# [SET PROBLEM]
Output all lines exactly, with nothing added or dropped.

# [DATA EXCERPTS]
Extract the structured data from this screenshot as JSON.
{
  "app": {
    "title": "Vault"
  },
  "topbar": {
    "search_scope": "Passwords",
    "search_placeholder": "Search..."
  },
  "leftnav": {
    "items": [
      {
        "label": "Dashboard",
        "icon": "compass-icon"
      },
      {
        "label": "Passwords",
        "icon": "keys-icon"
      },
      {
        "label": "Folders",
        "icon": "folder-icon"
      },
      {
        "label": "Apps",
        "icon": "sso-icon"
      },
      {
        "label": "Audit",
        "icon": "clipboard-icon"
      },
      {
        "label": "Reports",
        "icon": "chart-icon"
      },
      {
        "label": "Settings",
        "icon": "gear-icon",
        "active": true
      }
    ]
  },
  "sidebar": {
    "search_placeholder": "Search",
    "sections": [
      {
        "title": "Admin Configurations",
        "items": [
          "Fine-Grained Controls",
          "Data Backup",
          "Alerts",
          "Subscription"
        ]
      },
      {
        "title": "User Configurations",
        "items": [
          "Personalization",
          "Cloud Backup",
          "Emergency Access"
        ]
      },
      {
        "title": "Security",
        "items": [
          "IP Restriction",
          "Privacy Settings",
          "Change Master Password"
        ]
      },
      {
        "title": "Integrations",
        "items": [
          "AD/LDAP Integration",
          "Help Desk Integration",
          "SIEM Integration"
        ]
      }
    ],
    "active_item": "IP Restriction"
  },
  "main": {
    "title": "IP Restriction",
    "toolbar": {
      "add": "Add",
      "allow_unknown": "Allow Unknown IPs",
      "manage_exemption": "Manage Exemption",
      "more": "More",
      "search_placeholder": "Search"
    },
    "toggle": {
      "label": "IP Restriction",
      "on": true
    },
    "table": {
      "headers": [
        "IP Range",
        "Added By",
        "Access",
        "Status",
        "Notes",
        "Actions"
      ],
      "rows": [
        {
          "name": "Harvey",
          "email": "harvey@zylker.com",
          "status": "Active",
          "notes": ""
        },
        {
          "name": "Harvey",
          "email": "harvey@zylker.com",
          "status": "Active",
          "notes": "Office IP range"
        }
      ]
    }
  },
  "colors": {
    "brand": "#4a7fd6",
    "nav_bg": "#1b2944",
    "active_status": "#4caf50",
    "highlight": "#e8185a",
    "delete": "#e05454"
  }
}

# [SOLUTION BELOW]
Extract the structured data from this screenshot as JSON.
{
  "app": {
    "title": "Vault"
  },
  "topbar": {
    "search_scope": "Passwords",
    "search_placeholder": "Search..."
  },
  "leftnav": {
    "items": [
      {
        "label": "Dashboard",
        "icon": "compass-icon"
      },
      {
        "label": "Passwords",
        "icon": "keys-icon"
      },
      {
        "label": "Folders",
        "icon": "folder-icon"
      },
      {
        "label": "Apps",
        "icon": "sso-icon"
      },
      {
        "label": "Audit",
        "icon": "clipboard-icon"
      },
      {
        "label": "Reports",
        "icon": "chart-icon"
      },
      {
        "label": "Settings",
        "icon": "gear-icon",
        "active": true
      }
    ]
  },
  "sidebar": {
    "search_placeholder": "Search",
    "sections": [
      {
        "title": "Admin Configurations",
        "items": [
          "Fine-Grained Controls",
          "Data Backup",
          "Alerts",
          "Subscription"
        ]
      },
      {
        "title": "User Configurations",
        "items": [
          "Personalization",
          "Cloud Backup",
          "Emergency Access"
        ]
      },
      {
        "title": "Security",
        "items": [
          "IP Restriction",
          "Privacy Settings",
          "Change Master Password"
        ]
      },
      {
        "title": "Integrations",
        "items": [
          "AD/LDAP Integration",
          "Help Desk Integration",
          "SIEM Integration"
        ]
      }
    ],
    "active_item": "IP Restriction"
  },
  "main": {
    "title": "IP Restriction",
    "toolbar": {
      "add": "Add",
      "allow_unknown": "Allow Unknown IPs",
      "manage_exemption": "Manage Exemption",
      "more": "More",
      "search_placeholder": "Search"
    },
    "toggle": {
      "label": "IP Restriction",
      "on": true
    },
    "table": {
      "headers": [
        "IP Range",
        "Added By",
        "Access",
        "Status",
        "Notes",
        "Actions"
      ],
      "rows": [
        {
          "name": "Harvey",
          "email": "harvey@zylker.com",
          "status": "Active",
          "notes": ""
        },
        {
          "name": "Harvey",
          "email": "harvey@zylker.com",
          "status": "Active",
          "notes": "Office IP range"
        }
      ]
    }
  },
  "colors": {
    "brand": "#4a7fd6",
    "nav_bg": "#1b2944",
    "active_status": "#4caf50",
    "highlight": "#e8185a",
    "delete": "#e05454"
  }
}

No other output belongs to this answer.